Within the data below, state how many lines contain the string "роках". Provide the number only.

RECORDS PROVIDED:
Begin

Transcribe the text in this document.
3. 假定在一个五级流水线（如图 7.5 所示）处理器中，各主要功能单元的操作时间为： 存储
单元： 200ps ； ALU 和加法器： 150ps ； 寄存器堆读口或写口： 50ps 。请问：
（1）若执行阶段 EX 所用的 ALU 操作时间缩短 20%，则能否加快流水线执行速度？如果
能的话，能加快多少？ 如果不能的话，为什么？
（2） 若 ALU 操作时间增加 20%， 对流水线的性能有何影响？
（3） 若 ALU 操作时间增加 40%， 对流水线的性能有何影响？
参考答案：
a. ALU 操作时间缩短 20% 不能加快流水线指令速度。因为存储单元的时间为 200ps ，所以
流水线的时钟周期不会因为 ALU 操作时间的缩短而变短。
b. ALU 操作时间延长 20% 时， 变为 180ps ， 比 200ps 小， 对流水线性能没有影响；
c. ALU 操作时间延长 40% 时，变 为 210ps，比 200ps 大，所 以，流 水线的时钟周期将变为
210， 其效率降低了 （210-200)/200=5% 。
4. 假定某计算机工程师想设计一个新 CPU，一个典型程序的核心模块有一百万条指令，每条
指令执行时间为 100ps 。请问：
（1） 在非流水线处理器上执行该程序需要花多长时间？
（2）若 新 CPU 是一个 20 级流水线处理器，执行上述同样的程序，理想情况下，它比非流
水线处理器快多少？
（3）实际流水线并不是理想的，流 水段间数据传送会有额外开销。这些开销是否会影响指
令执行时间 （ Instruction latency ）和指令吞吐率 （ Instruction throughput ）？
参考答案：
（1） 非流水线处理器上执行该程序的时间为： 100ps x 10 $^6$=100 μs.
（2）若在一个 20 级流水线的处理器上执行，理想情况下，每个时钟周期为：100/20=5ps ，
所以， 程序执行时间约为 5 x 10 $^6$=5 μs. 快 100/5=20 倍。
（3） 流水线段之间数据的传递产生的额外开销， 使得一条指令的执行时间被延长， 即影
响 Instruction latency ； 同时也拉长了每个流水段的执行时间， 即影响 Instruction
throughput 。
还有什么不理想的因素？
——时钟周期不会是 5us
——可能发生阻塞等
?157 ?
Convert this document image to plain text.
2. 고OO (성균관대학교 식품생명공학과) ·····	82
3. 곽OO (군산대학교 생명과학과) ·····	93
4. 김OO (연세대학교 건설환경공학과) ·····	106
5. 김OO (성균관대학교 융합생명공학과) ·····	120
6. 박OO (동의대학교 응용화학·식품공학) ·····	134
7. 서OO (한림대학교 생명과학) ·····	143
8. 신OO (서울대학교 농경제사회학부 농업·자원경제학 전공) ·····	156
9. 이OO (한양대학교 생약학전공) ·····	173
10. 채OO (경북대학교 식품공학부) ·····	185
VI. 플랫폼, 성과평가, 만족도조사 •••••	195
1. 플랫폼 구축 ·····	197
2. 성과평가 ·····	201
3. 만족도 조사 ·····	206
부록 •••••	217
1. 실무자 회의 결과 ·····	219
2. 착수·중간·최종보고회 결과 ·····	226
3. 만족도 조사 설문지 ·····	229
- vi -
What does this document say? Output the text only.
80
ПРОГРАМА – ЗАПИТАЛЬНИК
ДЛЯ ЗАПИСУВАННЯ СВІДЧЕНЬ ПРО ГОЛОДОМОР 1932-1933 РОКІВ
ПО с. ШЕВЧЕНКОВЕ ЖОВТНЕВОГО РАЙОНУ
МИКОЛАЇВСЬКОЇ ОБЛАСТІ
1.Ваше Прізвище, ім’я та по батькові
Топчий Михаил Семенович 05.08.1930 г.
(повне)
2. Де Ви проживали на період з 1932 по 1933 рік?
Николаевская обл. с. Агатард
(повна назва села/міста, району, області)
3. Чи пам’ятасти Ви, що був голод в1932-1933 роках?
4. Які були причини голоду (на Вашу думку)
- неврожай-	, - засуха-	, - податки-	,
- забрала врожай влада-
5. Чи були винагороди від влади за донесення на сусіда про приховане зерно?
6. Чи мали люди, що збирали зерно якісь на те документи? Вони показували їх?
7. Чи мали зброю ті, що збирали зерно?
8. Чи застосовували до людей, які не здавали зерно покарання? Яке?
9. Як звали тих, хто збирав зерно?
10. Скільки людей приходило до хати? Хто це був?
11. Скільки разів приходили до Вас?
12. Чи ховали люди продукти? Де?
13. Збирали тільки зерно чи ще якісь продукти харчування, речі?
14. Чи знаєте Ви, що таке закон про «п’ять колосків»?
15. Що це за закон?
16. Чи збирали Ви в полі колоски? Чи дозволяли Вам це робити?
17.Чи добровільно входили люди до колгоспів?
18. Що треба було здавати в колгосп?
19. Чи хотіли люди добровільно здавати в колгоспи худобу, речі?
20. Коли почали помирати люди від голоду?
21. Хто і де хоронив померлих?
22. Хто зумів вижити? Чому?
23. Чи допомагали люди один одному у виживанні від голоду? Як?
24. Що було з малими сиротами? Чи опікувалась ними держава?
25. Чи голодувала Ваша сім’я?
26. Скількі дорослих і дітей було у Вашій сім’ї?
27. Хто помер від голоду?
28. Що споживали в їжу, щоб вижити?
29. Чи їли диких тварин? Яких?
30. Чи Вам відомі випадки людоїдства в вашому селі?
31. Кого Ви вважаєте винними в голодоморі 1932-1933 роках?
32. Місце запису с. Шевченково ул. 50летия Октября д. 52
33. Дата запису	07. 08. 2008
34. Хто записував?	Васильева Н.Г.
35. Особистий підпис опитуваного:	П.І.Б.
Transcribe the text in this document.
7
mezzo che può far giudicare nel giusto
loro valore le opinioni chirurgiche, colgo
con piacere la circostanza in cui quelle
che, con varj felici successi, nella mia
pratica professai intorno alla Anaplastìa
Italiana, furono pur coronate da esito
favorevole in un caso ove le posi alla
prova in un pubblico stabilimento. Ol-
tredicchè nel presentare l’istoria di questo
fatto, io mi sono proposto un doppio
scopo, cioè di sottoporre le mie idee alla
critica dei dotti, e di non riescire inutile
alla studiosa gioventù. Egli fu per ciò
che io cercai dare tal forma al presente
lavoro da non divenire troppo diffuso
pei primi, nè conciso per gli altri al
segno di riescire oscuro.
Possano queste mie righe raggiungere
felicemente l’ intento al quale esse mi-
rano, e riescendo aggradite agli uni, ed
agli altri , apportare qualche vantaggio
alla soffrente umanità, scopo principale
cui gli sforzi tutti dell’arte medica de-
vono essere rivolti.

End

EXERCISE RESPONSE:
2